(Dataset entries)
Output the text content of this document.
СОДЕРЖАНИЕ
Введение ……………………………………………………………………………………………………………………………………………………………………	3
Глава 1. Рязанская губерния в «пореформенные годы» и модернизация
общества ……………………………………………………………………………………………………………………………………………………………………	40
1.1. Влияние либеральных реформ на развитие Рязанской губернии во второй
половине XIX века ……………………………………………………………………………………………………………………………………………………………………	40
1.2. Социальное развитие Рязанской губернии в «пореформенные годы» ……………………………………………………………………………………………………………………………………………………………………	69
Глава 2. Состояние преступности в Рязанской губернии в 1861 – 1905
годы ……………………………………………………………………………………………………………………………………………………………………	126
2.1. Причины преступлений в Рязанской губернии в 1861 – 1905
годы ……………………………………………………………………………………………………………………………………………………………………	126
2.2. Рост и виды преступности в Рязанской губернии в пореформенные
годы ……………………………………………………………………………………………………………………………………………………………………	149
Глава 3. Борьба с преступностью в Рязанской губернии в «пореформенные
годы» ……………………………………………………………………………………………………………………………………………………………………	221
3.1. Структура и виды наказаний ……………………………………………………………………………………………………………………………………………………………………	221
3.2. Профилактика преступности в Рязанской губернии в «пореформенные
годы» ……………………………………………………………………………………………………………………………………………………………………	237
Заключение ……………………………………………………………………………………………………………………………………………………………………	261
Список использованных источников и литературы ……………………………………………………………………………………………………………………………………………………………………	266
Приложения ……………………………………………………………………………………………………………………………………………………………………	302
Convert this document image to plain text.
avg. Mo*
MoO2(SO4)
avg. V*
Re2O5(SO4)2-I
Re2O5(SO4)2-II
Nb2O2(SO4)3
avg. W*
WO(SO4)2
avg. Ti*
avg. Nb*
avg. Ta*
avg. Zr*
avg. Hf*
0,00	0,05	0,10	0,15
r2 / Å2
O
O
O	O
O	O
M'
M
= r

> **TASK**: Go through the listing above line by line and say how many lines hold the word "this". Reply with that number only.

> **PROBLEM SOLUTION**: 2